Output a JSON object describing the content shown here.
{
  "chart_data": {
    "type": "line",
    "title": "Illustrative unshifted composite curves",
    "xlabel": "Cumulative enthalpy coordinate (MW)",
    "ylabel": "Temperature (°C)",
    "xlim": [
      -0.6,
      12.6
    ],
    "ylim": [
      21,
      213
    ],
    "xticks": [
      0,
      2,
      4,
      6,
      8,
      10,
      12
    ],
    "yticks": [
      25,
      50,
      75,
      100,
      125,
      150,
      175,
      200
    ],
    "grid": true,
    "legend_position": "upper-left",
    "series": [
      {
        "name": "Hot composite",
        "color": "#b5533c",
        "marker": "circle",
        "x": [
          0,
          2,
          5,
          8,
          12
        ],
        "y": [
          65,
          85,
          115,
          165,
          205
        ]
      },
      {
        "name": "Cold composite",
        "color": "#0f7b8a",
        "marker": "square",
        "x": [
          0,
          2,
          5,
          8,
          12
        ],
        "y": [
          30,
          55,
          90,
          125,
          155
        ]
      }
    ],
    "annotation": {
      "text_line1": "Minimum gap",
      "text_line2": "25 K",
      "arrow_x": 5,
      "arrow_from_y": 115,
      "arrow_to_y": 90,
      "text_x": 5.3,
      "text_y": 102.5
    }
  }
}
-- -- --
What is needed here is an exact reproduction of all the entries.

Output a JSON object describing the content shown here.
{
  "chart_data": {
    "type": "line",
    "title": "Illustrative unshifted composite curves",
    "xlabel": "Cumulative enthalpy coordinate (MW)",
    "ylabel": "Temperature (°C)",
    "xlim": [
      -0.6,
      12.6
    ],
    "ylim": [
      21,
      213
    ],
    "xticks": [
      0,
      2,
      4,
      6,
      8,
      10,
      12
    ],
    "yticks": [
      25,
      50,
      75,
      100,
      125,
      150,
      175,
      200
    ],
    "grid": true,
    "legend_position": "upper-left",
    "series": [
      {
        "name": "Hot composite",
        "color": "#b5533c",
        "marker": "circle",
        "x": [
          0,
          2,
          5,
          8,
          12
        ],
        "y": [
          65,
          85,
          115,
          165,
          205
        ]
      },
      {
        "name": "Cold composite",
        "color": "#0f7b8a",
        "marker": "square",
        "x": [
          0,
          2,
          5,
          8,
          12
        ],
        "y": [
          30,
          55,
          90,
          125,
          155
        ]
      }
    ],
    "annotation": {
      "text_line1": "Minimum gap",
      "text_line2": "25 K",
      "arrow_x": 5,
      "arrow_from_y": 115,
      "arrow_to_y": 90,
      "text_x": 5.3,
      "text_y": 102.5
    }
  }
}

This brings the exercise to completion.